## What the task asks
Gather each line containing the string "Yuna" from these entries.

(Items from a dataset)
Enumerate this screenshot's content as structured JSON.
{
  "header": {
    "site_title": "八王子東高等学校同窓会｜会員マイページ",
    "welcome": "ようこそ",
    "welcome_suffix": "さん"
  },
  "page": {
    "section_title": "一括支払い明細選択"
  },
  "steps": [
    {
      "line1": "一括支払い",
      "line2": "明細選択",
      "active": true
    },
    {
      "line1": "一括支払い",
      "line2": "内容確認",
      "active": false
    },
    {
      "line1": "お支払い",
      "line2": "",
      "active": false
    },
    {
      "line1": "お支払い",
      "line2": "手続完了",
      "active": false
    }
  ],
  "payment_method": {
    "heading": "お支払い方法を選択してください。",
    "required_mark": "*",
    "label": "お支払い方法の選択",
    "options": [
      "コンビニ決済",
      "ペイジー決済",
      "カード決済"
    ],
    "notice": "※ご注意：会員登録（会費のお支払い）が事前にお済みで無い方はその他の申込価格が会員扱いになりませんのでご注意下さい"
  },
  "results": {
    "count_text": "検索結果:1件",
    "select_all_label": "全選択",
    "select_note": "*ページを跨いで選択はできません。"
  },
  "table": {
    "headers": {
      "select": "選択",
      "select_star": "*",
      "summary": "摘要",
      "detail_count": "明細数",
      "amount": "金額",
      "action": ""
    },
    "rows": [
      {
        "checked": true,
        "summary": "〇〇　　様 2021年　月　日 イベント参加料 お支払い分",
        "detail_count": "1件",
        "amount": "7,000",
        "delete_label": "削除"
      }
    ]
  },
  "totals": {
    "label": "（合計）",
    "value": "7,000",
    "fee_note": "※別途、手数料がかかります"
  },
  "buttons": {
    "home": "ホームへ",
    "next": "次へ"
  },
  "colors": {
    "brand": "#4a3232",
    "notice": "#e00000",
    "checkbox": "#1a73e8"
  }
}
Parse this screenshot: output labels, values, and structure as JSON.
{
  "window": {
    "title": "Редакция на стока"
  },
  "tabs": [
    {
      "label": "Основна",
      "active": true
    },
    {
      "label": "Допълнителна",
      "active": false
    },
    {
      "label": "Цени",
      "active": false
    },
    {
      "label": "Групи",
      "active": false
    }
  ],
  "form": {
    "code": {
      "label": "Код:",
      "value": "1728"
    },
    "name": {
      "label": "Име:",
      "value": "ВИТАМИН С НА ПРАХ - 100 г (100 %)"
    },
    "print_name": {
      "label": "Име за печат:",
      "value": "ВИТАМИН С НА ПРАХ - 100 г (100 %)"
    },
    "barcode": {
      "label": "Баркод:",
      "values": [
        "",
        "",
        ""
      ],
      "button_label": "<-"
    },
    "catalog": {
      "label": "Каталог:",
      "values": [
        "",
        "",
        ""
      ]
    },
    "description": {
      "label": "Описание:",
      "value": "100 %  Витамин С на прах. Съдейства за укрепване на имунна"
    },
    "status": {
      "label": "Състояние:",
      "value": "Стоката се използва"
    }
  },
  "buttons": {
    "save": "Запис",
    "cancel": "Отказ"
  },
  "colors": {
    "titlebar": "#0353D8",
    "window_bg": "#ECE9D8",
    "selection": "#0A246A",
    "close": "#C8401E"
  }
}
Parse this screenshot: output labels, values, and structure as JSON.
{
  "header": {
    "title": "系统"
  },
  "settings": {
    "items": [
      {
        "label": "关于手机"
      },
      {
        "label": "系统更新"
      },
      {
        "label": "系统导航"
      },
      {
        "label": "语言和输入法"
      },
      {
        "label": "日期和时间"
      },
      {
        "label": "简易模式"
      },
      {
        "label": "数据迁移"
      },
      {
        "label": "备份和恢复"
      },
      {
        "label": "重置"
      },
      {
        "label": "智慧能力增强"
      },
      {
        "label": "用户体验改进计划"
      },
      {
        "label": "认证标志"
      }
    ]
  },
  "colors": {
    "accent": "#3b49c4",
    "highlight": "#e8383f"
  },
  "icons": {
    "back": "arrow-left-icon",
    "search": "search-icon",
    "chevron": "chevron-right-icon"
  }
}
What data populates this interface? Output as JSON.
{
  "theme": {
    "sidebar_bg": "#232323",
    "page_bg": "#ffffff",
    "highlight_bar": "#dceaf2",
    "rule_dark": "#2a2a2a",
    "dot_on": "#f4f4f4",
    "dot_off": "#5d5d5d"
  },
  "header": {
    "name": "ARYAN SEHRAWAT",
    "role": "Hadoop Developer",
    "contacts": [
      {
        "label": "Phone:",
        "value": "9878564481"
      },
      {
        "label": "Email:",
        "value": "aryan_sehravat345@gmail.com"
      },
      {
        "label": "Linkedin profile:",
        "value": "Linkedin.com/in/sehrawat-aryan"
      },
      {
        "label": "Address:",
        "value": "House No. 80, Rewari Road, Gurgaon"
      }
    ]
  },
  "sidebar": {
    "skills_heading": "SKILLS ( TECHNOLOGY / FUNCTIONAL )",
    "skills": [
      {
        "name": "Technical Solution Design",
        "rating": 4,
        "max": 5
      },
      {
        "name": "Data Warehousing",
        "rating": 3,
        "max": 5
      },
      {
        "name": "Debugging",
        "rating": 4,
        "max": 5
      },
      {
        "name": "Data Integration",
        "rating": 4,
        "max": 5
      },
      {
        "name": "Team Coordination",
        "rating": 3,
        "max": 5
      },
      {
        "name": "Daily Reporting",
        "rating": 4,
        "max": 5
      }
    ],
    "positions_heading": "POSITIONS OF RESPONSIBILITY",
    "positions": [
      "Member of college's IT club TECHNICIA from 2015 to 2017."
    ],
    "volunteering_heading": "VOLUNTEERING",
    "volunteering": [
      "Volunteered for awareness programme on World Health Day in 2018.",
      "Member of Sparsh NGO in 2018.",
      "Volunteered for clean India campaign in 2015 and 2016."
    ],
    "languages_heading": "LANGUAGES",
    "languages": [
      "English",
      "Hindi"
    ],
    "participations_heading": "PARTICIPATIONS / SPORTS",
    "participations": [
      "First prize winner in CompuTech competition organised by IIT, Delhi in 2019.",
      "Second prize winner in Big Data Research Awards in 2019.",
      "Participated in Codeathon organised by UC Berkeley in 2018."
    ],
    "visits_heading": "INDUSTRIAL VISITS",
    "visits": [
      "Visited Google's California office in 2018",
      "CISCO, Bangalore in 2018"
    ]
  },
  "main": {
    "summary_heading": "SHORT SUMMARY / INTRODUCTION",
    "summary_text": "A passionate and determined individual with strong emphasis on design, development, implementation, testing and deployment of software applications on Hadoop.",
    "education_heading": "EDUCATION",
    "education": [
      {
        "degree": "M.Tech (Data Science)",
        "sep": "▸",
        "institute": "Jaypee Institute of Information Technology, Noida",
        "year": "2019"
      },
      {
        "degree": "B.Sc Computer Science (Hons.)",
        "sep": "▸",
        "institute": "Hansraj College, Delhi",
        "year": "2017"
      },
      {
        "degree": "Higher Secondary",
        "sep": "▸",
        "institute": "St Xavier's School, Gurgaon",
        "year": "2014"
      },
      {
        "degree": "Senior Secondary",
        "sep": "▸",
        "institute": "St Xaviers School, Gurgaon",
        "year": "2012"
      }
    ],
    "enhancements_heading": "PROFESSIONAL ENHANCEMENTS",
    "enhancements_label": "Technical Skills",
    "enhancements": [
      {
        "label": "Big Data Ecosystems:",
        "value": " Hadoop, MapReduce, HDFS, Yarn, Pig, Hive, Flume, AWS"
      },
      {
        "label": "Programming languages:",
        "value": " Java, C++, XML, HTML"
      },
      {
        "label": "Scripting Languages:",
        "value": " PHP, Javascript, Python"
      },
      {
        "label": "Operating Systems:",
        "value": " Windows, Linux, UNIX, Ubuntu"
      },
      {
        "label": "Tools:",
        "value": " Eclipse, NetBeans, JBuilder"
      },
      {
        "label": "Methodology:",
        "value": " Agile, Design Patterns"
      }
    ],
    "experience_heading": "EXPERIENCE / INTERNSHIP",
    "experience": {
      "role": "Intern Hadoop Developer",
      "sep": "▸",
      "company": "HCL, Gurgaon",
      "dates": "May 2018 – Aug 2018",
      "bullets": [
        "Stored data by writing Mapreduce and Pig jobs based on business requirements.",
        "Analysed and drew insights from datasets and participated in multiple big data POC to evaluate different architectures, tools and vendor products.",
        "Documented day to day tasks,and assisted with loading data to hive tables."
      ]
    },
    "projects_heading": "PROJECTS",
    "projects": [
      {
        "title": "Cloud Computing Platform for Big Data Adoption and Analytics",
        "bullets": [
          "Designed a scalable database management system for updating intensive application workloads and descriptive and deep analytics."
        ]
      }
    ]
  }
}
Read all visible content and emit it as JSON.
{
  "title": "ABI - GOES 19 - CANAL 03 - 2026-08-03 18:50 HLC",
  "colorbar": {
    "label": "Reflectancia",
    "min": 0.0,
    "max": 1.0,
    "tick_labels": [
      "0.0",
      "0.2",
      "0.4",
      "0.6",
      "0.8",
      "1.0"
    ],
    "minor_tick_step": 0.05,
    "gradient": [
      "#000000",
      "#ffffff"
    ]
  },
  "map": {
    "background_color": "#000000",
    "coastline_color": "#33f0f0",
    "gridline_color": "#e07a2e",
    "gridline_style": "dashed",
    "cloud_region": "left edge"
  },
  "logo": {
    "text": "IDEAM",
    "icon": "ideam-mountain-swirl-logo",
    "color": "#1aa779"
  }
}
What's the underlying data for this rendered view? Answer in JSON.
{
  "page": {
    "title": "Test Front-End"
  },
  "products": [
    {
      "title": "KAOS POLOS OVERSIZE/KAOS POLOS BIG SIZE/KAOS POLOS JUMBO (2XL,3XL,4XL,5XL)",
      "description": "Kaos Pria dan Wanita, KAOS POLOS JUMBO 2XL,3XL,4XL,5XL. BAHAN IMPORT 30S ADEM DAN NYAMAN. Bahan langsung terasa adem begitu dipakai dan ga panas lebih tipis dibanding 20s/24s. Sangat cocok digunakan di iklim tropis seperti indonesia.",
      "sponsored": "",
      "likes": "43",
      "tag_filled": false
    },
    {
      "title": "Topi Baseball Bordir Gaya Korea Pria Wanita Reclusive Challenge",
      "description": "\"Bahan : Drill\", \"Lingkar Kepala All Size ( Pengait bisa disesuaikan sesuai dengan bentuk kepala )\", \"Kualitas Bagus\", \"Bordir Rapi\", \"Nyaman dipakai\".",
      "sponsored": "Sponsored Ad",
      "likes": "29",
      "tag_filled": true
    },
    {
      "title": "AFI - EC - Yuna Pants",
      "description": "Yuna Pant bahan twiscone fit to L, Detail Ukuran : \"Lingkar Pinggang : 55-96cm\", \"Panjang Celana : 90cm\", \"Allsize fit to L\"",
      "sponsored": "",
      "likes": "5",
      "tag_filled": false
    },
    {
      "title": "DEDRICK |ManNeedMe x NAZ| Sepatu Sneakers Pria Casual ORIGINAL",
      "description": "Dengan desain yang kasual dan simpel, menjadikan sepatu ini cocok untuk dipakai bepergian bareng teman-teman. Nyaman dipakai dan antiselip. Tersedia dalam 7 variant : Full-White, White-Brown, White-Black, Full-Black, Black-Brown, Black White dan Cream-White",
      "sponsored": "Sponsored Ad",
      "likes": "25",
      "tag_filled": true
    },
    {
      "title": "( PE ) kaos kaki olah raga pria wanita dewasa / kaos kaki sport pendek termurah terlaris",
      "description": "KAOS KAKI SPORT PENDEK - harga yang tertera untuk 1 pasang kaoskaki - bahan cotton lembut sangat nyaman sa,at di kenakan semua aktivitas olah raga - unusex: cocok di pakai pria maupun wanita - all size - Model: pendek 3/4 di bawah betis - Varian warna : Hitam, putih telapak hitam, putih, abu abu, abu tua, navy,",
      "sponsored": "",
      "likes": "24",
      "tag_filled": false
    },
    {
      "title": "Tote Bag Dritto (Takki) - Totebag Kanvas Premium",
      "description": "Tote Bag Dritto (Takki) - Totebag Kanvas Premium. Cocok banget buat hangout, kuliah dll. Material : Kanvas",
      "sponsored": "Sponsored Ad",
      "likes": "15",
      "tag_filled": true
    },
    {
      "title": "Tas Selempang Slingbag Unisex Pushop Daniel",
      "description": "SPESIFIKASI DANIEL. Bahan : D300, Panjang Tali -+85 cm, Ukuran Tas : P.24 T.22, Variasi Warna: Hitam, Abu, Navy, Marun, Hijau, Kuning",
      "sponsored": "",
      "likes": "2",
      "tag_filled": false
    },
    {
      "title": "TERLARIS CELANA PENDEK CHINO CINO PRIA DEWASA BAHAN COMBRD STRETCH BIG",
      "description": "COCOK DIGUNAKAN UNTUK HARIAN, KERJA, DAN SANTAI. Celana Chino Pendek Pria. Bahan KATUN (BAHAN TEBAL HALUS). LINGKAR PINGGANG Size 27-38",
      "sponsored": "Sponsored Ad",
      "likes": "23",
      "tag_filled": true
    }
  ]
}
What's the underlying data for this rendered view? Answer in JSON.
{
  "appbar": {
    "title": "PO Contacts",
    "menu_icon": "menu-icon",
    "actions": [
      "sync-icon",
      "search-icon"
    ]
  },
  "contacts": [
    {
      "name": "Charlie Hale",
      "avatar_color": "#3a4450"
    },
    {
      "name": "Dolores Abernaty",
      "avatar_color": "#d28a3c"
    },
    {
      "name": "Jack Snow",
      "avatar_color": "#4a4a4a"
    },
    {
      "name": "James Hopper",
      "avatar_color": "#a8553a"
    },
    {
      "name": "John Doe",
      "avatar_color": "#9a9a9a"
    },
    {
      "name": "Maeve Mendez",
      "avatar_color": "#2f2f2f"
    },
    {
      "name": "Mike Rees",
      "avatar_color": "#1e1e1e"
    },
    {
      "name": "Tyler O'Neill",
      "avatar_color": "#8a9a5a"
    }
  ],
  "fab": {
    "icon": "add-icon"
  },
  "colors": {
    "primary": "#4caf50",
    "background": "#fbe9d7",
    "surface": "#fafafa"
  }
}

## Written response
      "title": "AFI - EC - Yuna Pants",
      "description": "Yuna Pant bahan twiscone fit to L, Detail Ukuran : \"Lingkar Pinggang : 55-96cm\", \"Panjang Celana : 90cm\", \"Allsize fit to L\"",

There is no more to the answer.